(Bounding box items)
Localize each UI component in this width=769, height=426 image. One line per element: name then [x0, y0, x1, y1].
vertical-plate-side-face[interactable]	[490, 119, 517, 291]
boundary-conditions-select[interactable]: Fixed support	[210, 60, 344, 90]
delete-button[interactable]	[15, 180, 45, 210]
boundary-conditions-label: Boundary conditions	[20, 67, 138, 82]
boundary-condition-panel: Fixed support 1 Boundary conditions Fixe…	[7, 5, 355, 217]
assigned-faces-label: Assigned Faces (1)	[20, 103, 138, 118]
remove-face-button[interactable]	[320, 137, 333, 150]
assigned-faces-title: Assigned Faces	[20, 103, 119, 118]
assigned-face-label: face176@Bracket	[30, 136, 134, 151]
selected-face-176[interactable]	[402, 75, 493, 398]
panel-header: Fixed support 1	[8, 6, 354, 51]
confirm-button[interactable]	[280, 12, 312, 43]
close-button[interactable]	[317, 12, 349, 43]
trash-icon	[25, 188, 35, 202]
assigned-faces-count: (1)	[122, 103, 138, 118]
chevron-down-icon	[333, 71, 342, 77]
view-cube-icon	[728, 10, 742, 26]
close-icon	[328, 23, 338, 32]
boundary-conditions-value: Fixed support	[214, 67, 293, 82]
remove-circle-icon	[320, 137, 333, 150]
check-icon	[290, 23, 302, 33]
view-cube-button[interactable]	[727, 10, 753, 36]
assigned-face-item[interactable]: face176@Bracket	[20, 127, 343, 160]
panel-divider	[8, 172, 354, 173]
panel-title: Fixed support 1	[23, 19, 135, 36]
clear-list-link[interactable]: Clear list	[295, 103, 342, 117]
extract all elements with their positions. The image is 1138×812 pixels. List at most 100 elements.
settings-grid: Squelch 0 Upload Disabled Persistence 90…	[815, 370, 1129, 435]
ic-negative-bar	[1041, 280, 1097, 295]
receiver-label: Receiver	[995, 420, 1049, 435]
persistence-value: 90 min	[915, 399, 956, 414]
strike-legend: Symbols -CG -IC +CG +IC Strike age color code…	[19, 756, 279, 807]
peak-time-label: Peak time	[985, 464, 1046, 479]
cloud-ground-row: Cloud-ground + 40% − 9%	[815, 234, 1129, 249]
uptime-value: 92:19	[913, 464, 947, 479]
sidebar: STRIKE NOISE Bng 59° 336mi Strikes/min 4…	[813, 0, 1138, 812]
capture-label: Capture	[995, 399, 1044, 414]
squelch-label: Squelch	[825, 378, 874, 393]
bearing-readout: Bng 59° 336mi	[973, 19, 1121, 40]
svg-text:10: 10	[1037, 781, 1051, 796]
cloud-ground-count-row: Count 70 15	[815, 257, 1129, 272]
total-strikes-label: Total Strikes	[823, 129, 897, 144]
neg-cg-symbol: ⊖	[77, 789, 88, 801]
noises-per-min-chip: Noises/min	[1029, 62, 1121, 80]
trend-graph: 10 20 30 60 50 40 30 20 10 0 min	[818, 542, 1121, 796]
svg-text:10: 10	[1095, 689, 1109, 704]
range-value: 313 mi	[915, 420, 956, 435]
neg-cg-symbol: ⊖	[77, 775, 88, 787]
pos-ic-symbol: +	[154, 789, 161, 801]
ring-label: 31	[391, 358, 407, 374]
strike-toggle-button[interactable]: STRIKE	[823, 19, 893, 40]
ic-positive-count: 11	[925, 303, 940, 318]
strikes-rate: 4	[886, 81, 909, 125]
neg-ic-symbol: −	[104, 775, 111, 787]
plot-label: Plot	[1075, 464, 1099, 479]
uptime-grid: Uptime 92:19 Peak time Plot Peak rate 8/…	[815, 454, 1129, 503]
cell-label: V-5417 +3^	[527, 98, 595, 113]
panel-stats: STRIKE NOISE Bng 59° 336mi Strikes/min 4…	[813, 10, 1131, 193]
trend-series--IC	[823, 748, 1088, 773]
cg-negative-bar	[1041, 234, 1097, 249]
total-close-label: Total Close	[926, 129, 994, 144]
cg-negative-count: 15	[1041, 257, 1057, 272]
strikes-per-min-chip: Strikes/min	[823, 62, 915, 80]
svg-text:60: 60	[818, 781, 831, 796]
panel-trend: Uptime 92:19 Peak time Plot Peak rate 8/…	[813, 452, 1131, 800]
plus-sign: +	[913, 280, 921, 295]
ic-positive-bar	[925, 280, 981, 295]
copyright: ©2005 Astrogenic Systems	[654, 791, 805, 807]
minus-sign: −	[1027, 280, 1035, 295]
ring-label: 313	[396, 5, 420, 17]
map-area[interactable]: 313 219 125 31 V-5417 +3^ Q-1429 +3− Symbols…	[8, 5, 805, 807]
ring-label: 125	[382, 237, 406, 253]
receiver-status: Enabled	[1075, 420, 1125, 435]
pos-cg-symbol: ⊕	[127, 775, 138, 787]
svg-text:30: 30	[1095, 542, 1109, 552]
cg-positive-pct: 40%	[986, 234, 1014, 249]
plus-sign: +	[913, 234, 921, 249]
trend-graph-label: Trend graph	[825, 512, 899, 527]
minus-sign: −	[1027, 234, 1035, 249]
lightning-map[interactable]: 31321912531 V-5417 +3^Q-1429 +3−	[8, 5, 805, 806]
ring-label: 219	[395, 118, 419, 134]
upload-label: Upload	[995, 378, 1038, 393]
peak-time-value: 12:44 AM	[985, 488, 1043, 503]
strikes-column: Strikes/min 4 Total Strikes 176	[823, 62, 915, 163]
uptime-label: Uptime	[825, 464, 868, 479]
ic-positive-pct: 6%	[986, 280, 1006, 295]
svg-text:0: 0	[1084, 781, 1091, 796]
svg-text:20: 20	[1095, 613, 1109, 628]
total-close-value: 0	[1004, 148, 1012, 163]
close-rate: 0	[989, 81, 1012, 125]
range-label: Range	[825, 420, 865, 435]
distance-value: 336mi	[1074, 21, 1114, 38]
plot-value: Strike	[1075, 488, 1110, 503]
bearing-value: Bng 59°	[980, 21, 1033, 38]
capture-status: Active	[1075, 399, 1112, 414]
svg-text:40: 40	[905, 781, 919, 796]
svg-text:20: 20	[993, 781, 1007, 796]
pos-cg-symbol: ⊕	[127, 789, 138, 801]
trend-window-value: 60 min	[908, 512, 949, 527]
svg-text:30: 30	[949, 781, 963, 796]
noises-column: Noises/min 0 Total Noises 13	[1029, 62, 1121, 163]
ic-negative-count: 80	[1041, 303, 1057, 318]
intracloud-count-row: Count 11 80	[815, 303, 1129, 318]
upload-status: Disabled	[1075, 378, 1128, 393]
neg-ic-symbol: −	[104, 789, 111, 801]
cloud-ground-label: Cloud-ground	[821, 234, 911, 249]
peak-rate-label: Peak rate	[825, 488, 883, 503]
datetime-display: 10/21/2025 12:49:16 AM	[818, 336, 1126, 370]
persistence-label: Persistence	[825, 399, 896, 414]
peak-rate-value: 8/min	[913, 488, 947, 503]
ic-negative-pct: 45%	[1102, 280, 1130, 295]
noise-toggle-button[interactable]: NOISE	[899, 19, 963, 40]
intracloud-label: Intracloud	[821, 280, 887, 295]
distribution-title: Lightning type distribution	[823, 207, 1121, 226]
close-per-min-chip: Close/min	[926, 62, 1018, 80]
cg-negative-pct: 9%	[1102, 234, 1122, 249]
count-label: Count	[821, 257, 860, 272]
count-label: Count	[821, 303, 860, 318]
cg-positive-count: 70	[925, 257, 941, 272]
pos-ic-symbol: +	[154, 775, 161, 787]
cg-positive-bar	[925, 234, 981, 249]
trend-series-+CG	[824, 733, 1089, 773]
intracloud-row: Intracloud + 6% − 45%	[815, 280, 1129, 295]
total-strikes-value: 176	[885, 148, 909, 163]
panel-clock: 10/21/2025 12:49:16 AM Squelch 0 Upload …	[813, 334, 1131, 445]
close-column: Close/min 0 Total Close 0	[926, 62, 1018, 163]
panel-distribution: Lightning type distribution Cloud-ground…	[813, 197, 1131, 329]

• _WORK TO DO_:
Rewrite the items starting at the beginning and ending at the line containing "67, 138, 82]", with "delete-button" changed to "trash-button" and nothing else altered.

• _OUTPUT OF THE EXERCISE_:
Localize each UI component in this width=769, height=426 image. One line per element: name then [x0, y0, x1, y1].
vertical-plate-side-face[interactable]	[490, 119, 517, 291]
boundary-conditions-select[interactable]: Fixed support	[210, 60, 344, 90]
trash-button[interactable]	[15, 180, 45, 210]
boundary-conditions-label: Boundary conditions	[20, 67, 138, 82]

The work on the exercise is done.